**GIVEN REQUEST**
Which lines include the word "Etape"? Copy each of them.

**EXTRACTED RECORDS**

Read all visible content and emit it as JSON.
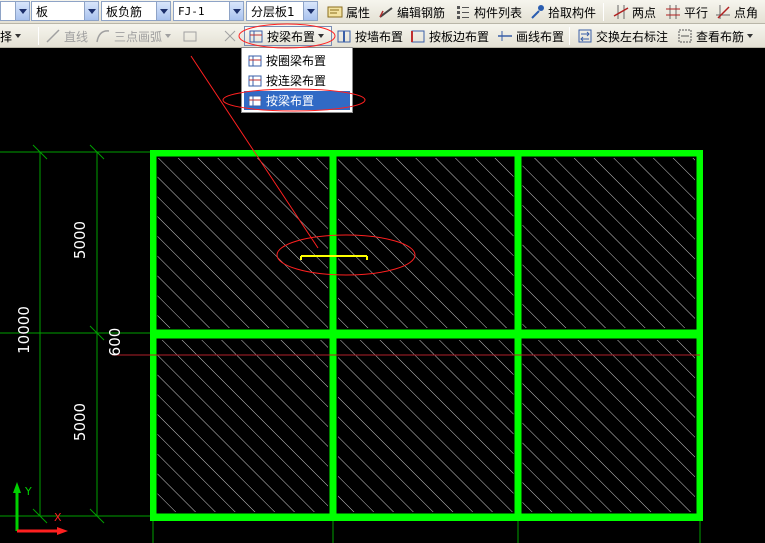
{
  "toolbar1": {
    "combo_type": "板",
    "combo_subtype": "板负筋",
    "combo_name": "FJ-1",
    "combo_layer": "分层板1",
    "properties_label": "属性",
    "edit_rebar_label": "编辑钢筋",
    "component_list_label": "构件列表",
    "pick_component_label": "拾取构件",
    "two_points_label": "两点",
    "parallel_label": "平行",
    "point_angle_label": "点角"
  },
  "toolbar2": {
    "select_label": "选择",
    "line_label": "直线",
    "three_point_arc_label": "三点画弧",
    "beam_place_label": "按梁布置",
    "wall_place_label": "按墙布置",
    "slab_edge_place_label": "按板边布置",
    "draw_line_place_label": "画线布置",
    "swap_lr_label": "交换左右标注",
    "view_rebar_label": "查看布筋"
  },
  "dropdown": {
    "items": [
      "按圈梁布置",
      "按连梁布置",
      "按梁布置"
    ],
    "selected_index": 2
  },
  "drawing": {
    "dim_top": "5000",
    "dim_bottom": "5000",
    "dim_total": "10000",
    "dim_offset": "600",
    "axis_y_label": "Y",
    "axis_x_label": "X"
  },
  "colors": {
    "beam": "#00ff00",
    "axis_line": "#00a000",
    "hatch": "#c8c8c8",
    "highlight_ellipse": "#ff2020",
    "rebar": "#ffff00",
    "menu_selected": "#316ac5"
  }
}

* * *

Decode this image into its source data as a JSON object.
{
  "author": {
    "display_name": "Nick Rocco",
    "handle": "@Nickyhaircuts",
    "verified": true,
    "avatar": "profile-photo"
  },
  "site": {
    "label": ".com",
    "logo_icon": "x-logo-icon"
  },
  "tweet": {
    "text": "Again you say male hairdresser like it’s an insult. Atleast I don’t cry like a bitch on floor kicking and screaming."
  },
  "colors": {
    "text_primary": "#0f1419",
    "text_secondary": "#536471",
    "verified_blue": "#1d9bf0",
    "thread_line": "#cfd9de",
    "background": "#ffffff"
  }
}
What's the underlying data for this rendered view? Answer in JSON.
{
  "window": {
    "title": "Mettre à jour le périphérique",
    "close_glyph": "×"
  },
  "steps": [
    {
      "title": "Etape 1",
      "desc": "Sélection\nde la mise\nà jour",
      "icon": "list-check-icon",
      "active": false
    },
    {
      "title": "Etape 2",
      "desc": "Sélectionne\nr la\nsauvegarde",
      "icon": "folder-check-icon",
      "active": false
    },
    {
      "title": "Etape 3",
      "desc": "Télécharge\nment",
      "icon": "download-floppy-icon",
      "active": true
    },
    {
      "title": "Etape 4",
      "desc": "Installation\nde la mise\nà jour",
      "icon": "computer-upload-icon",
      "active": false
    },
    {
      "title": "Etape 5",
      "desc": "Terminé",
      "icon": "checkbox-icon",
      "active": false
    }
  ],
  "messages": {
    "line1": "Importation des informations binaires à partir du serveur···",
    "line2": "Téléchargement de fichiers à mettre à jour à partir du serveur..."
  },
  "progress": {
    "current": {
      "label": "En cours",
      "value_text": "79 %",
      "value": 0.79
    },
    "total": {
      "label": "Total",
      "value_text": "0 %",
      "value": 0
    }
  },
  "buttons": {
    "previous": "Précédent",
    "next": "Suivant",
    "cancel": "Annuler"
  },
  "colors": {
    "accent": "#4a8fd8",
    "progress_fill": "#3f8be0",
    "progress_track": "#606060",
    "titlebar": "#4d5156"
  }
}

**TASK RESULT**
      "title": "Etape 1",
      "title": "Etape 2",
      "title": "Etape 3",
      "title": "Etape 4",
      "title": "Etape 5",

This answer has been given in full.